SHORT PROBLEM:
Update the items below so that each "interactable" becomes "clickable", with every other part of the lines left unchanged.

(Source data)
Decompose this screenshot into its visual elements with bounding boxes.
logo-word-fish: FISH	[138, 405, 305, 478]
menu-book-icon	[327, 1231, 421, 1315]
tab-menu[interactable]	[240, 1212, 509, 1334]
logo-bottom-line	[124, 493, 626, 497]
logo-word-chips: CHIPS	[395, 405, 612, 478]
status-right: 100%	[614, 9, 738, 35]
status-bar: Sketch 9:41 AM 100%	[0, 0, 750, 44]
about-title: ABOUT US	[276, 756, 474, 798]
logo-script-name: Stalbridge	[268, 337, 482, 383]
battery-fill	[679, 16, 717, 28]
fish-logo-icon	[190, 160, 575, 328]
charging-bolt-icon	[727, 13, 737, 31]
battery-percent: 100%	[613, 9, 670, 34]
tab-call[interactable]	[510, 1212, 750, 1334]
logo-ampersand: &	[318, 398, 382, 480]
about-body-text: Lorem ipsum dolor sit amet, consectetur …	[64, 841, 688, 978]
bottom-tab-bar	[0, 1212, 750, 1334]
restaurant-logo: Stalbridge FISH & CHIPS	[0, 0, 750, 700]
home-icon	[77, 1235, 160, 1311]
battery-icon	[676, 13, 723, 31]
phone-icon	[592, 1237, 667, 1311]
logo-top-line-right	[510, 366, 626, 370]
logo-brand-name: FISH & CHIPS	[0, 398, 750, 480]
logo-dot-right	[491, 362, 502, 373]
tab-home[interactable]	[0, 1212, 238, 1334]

THE REPLY:
Decompose this screenshot into its visual elements with bounding boxes.
logo-word-fish: FISH	[138, 405, 305, 478]
menu-book-icon	[327, 1231, 421, 1315]
tab-menu[clickable]	[240, 1212, 509, 1334]
logo-bottom-line	[124, 493, 626, 497]
logo-word-chips: CHIPS	[395, 405, 612, 478]
status-right: 100%	[614, 9, 738, 35]
status-bar: Sketch 9:41 AM 100%	[0, 0, 750, 44]
about-title: ABOUT US	[276, 756, 474, 798]
logo-script-name: Stalbridge	[268, 337, 482, 383]
battery-fill	[679, 16, 717, 28]
fish-logo-icon	[190, 160, 575, 328]
charging-bolt-icon	[727, 13, 737, 31]
battery-percent: 100%	[613, 9, 670, 34]
tab-call[clickable]	[510, 1212, 750, 1334]
logo-ampersand: &	[318, 398, 382, 480]
about-body-text: Lorem ipsum dolor sit amet, consectetur …	[64, 841, 688, 978]
bottom-tab-bar	[0, 1212, 750, 1334]
restaurant-logo: Stalbridge FISH & CHIPS	[0, 0, 750, 700]
home-icon	[77, 1235, 160, 1311]
battery-icon	[676, 13, 723, 31]
phone-icon	[592, 1237, 667, 1311]
logo-top-line-right	[510, 366, 626, 370]
logo-brand-name: FISH & CHIPS	[0, 398, 750, 480]
logo-dot-right	[491, 362, 502, 373]
tab-home[clickable]	[0, 1212, 238, 1334]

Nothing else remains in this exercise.